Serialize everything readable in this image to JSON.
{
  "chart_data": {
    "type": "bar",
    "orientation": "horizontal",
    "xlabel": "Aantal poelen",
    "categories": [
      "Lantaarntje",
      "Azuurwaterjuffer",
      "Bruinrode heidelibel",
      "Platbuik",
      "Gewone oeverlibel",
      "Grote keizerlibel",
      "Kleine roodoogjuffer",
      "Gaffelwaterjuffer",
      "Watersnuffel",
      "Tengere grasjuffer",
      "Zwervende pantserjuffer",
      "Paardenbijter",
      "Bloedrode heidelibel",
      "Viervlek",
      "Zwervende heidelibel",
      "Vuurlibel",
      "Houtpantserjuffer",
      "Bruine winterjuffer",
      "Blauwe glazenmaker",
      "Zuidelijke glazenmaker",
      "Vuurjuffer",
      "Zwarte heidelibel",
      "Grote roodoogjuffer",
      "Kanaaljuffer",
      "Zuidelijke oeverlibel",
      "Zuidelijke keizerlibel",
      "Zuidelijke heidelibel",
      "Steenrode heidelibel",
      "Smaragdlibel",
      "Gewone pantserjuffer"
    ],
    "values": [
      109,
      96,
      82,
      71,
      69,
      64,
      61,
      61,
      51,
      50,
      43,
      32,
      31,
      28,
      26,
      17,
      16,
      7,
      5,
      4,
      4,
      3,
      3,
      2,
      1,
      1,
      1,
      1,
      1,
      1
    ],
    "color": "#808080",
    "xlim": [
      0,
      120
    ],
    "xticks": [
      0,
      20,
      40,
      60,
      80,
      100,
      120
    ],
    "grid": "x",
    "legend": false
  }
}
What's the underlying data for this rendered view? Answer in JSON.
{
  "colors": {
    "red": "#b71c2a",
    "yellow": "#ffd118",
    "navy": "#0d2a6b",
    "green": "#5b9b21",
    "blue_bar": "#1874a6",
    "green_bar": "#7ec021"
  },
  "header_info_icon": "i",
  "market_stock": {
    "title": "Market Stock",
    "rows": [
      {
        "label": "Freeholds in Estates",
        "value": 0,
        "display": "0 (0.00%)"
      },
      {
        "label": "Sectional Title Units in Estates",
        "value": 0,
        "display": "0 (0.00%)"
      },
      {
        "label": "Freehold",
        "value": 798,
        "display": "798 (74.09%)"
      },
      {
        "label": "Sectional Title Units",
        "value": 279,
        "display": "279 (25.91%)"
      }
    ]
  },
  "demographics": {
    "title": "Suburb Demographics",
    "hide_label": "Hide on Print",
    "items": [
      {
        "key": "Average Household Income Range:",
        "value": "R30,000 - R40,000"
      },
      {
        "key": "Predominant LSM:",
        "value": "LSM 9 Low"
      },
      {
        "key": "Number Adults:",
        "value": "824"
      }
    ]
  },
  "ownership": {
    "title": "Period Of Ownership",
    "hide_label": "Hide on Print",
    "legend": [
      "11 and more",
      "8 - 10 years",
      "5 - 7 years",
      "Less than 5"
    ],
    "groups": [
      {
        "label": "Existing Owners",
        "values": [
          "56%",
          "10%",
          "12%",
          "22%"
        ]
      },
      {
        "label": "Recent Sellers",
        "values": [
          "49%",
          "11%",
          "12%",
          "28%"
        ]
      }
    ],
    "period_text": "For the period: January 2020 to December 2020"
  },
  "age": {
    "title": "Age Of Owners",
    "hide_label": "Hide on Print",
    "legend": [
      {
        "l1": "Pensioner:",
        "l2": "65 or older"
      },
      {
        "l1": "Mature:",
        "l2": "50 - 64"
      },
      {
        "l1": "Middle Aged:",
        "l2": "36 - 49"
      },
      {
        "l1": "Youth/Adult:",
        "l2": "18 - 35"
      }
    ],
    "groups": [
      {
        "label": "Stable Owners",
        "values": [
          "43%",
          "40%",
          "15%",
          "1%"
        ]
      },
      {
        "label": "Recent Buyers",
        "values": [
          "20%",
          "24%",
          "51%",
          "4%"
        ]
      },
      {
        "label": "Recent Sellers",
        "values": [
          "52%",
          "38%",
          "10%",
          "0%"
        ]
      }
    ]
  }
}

What you should do — Pick out every line with the string "Estates" and copy it.

Written response —
        "label": "Freeholds in Estates",
        "label": "Sectional Title Units in Estates",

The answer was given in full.